Aim of the exercise
Each record below must be returned exactly as shown.

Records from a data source
/---
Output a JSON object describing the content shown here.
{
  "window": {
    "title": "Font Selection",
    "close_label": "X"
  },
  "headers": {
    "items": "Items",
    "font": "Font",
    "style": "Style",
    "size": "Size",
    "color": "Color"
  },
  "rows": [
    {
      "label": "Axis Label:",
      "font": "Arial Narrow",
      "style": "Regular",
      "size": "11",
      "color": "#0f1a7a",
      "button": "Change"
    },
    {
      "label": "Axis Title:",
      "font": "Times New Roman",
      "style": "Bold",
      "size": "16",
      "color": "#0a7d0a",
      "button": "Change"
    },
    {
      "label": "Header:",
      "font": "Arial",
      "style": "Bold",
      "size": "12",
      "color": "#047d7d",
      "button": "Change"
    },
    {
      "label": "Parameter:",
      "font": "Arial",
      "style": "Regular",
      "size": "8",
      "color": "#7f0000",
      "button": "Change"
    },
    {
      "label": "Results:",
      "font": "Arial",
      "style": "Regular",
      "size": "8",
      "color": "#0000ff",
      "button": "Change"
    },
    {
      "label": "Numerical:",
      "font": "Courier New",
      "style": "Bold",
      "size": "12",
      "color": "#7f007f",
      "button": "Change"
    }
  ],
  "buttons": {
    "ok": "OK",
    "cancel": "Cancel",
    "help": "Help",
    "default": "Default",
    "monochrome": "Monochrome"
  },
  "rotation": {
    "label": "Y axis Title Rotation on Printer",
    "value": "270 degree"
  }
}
\---
Complete answer
Output a JSON object describing the content shown here.
{
  "window": {
    "title": "Font Selection",
    "close_label": "X"
  },
  "headers": {
    "items": "Items",
    "font": "Font",
    "style": "Style",
    "size": "Size",
    "color": "Color"
  },
  "rows": [
    {
      "label": "Axis Label:",
      "font": "Arial Narrow",
      "style": "Regular",
      "size": "11",
      "color": "#0f1a7a",
      "button": "Change"
    },
    {
      "label": "Axis Title:",
      "font": "Times New Roman",
      "style": "Bold",
      "size": "16",
      "color": "#0a7d0a",
      "button": "Change"
    },
    {
      "label": "Header:",
      "font": "Arial",
      "style": "Bold",
      "size": "12",
      "color": "#047d7d",
      "button": "Change"
    },
    {
      "label": "Parameter:",
      "font": "Arial",
      "style": "Regular",
      "size": "8",
      "color": "#7f0000",
      "button": "Change"
    },
    {
      "label": "Results:",
      "font": "Arial",
      "style": "Regular",
      "size": "8",
      "color": "#0000ff",
      "button": "Change"
    },
    {
      "label": "Numerical:",
      "font": "Courier New",
      "style": "Bold",
      "size": "12",
      "color": "#7f007f",
      "button": "Change"
    }
  ],
  "buttons": {
    "ok": "OK",
    "cancel": "Cancel",
    "help": "Help",
    "default": "Default",
    "monochrome": "Monochrome"
  },
  "rotation": {
    "label": "Y axis Title Rotation on Printer",
    "value": "270 degree"
  }
}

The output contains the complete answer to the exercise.